Goal of the exercise —
Output these lines verbatim, reproducing every one without any change.

╭─ Task input

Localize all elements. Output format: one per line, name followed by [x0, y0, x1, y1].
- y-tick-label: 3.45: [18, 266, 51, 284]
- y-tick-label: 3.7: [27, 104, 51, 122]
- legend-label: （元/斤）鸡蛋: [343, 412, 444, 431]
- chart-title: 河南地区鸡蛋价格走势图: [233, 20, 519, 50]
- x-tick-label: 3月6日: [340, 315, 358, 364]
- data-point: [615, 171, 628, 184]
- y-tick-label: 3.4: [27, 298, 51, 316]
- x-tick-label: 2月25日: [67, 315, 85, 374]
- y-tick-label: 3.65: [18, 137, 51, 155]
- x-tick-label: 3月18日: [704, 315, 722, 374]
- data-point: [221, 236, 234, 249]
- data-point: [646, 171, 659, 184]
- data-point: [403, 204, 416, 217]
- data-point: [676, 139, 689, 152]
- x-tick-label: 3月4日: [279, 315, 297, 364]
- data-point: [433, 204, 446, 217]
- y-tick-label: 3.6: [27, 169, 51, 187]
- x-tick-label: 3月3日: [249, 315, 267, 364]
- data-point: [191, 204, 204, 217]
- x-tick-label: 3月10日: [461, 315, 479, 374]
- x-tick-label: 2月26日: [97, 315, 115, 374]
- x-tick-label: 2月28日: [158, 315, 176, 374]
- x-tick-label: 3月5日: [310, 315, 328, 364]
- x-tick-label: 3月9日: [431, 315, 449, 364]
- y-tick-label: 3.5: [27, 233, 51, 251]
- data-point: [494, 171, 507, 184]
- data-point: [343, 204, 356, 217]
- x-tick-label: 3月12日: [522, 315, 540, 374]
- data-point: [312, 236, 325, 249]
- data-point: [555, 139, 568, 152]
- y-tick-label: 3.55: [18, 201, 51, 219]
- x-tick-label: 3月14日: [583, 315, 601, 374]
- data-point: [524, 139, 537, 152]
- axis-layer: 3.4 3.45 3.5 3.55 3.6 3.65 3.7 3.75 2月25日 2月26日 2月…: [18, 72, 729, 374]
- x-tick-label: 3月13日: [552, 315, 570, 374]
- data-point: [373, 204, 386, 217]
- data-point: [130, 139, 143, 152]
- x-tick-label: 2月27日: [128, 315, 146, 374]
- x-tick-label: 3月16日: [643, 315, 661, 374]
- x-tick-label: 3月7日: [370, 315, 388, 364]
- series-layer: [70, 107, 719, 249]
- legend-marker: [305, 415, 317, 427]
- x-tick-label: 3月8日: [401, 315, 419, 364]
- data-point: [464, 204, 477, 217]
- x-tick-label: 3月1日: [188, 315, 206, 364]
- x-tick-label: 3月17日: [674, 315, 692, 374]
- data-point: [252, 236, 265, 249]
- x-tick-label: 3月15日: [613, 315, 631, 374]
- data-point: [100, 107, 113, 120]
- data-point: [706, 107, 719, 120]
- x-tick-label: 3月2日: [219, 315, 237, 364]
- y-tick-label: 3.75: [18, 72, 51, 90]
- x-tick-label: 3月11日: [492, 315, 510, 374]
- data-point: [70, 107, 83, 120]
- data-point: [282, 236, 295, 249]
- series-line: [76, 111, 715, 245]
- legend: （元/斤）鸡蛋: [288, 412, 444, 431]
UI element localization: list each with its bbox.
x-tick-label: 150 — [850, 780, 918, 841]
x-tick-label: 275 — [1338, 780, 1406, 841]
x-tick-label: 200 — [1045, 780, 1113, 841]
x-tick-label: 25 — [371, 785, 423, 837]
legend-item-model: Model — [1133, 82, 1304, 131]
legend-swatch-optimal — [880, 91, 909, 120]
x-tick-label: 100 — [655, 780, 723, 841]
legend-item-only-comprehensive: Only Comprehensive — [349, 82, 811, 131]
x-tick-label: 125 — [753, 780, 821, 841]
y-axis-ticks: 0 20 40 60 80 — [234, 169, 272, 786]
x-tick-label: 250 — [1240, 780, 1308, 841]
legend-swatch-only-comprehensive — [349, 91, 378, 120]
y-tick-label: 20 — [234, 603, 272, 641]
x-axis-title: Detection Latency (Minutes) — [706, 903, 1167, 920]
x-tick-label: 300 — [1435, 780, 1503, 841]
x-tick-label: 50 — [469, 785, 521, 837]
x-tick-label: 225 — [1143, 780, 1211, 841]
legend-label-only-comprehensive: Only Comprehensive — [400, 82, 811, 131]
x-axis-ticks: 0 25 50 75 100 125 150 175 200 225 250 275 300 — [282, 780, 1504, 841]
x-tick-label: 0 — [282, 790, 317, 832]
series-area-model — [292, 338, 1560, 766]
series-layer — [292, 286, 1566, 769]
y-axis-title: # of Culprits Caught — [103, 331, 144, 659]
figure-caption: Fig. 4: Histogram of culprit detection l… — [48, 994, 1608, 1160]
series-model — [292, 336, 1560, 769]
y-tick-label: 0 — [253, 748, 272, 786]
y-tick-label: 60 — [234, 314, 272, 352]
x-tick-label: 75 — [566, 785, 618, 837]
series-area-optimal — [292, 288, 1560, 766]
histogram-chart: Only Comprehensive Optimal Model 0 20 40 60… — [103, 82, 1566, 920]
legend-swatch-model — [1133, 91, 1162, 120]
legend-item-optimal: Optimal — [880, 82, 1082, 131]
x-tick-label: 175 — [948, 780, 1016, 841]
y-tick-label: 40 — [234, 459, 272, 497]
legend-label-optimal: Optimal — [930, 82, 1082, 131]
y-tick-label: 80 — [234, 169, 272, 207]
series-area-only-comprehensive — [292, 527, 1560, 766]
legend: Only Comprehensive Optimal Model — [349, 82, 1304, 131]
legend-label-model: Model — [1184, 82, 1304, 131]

╰─

Response to this exercise —
Localize all elements. Output format: one per line, name followed by [x0, y0, x1, y1].
- y-tick-label: 3.45: [18, 266, 51, 284]
- y-tick-label: 3.7: [27, 104, 51, 122]
- legend-label: （元/斤）鸡蛋: [343, 412, 444, 431]
- chart-title: 河南地区鸡蛋价格走势图: [233, 20, 519, 50]
- x-tick-label: 3月6日: [340, 315, 358, 364]
- data-point: [615, 171, 628, 184]
- y-tick-label: 3.4: [27, 298, 51, 316]
- x-tick-label: 2月25日: [67, 315, 85, 374]
- y-tick-label: 3.65: [18, 137, 51, 155]
- x-tick-label: 3月18日: [704, 315, 722, 374]
- data-point: [221, 236, 234, 249]
- data-point: [646, 171, 659, 184]
- data-point: [403, 204, 416, 217]
- data-point: [676, 139, 689, 152]
- x-tick-label: 3月4日: [279, 315, 297, 364]
- data-point: [433, 204, 446, 217]
- y-tick-label: 3.6: [27, 169, 51, 187]
- x-tick-label: 3月3日: [249, 315, 267, 364]
- data-point: [191, 204, 204, 217]
- x-tick-label: 3月10日: [461, 315, 479, 374]
- x-tick-label: 2月26日: [97, 315, 115, 374]
- x-tick-label: 2月28日: [158, 315, 176, 374]
- x-tick-label: 3月5日: [310, 315, 328, 364]
- x-tick-label: 3月9日: [431, 315, 449, 364]
- y-tick-label: 3.5: [27, 233, 51, 251]
- data-point: [494, 171, 507, 184]
- data-point: [343, 204, 356, 217]
- x-tick-label: 3月12日: [522, 315, 540, 374]
- data-point: [312, 236, 325, 249]
- data-point: [555, 139, 568, 152]
- y-tick-label: 3.55: [18, 201, 51, 219]
- x-tick-label: 3月14日: [583, 315, 601, 374]
- data-point: [524, 139, 537, 152]
- axis-layer: 3.4 3.45 3.5 3.55 3.6 3.65 3.7 3.75 2月25日 2月26日 2月…: [18, 72, 729, 374]
- x-tick-label: 3月13日: [552, 315, 570, 374]
- data-point: [373, 204, 386, 217]
- data-point: [130, 139, 143, 152]
- x-tick-label: 2月27日: [128, 315, 146, 374]
- x-tick-label: 3月16日: [643, 315, 661, 374]
- x-tick-label: 3月7日: [370, 315, 388, 364]
- series-layer: [70, 107, 719, 249]
- legend-marker: [305, 415, 317, 427]
- x-tick-label: 3月8日: [401, 315, 419, 364]
- data-point: [464, 204, 477, 217]
- x-tick-label: 3月1日: [188, 315, 206, 364]
- x-tick-label: 3月17日: [674, 315, 692, 374]
- data-point: [252, 236, 265, 249]
- x-tick-label: 3月15日: [613, 315, 631, 374]
- data-point: [100, 107, 113, 120]
- data-point: [706, 107, 719, 120]
- x-tick-label: 3月2日: [219, 315, 237, 364]
- y-tick-label: 3.75: [18, 72, 51, 90]
- x-tick-label: 3月11日: [492, 315, 510, 374]
- data-point: [70, 107, 83, 120]
- data-point: [282, 236, 295, 249]
- series-line: [76, 111, 715, 245]
- legend: （元/斤）鸡蛋: [288, 412, 444, 431]
UI element localization: list each with its bbox.
x-tick-label: 150 — [850, 780, 918, 841]
x-tick-label: 275 — [1338, 780, 1406, 841]
x-tick-label: 200 — [1045, 780, 1113, 841]
x-tick-label: 25 — [371, 785, 423, 837]
legend-item-model: Model — [1133, 82, 1304, 131]
legend-swatch-optimal — [880, 91, 909, 120]
x-tick-label: 100 — [655, 780, 723, 841]
legend-item-only-comprehensive: Only Comprehensive — [349, 82, 811, 131]
x-tick-label: 125 — [753, 780, 821, 841]
y-axis-ticks: 0 20 40 60 80 — [234, 169, 272, 786]
x-tick-label: 250 — [1240, 780, 1308, 841]
legend-swatch-only-comprehensive — [349, 91, 378, 120]
y-tick-label: 20 — [234, 603, 272, 641]
x-axis-title: Detection Latency (Minutes) — [706, 903, 1167, 920]
x-tick-label: 300 — [1435, 780, 1503, 841]
x-tick-label: 50 — [469, 785, 521, 837]
x-tick-label: 225 — [1143, 780, 1211, 841]
legend-label-only-comprehensive: Only Comprehensive — [400, 82, 811, 131]
x-axis-ticks: 0 25 50 75 100 125 150 175 200 225 250 275 300 — [282, 780, 1504, 841]
x-tick-label: 0 — [282, 790, 317, 832]
series-area-model — [292, 338, 1560, 766]
series-layer — [292, 286, 1566, 769]
y-axis-title: # of Culprits Caught — [103, 331, 144, 659]
figure-caption: Fig. 4: Histogram of culprit detection l… — [48, 994, 1608, 1160]
series-model — [292, 336, 1560, 769]
y-tick-label: 0 — [253, 748, 272, 786]
y-tick-label: 60 — [234, 314, 272, 352]
x-tick-label: 75 — [566, 785, 618, 837]
series-area-optimal — [292, 288, 1560, 766]
histogram-chart: Only Comprehensive Optimal Model 0 20 40 60… — [103, 82, 1566, 920]
legend-swatch-model — [1133, 91, 1162, 120]
legend-item-optimal: Optimal — [880, 82, 1082, 131]
x-tick-label: 175 — [948, 780, 1016, 841]
y-tick-label: 40 — [234, 459, 272, 497]
legend-label-optimal: Optimal — [930, 82, 1082, 131]
y-tick-label: 80 — [234, 169, 272, 207]
series-area-only-comprehensive — [292, 527, 1560, 766]
legend: Only Comprehensive Optimal Model — [349, 82, 1304, 131]
legend-label-model: Model — [1184, 82, 1304, 131]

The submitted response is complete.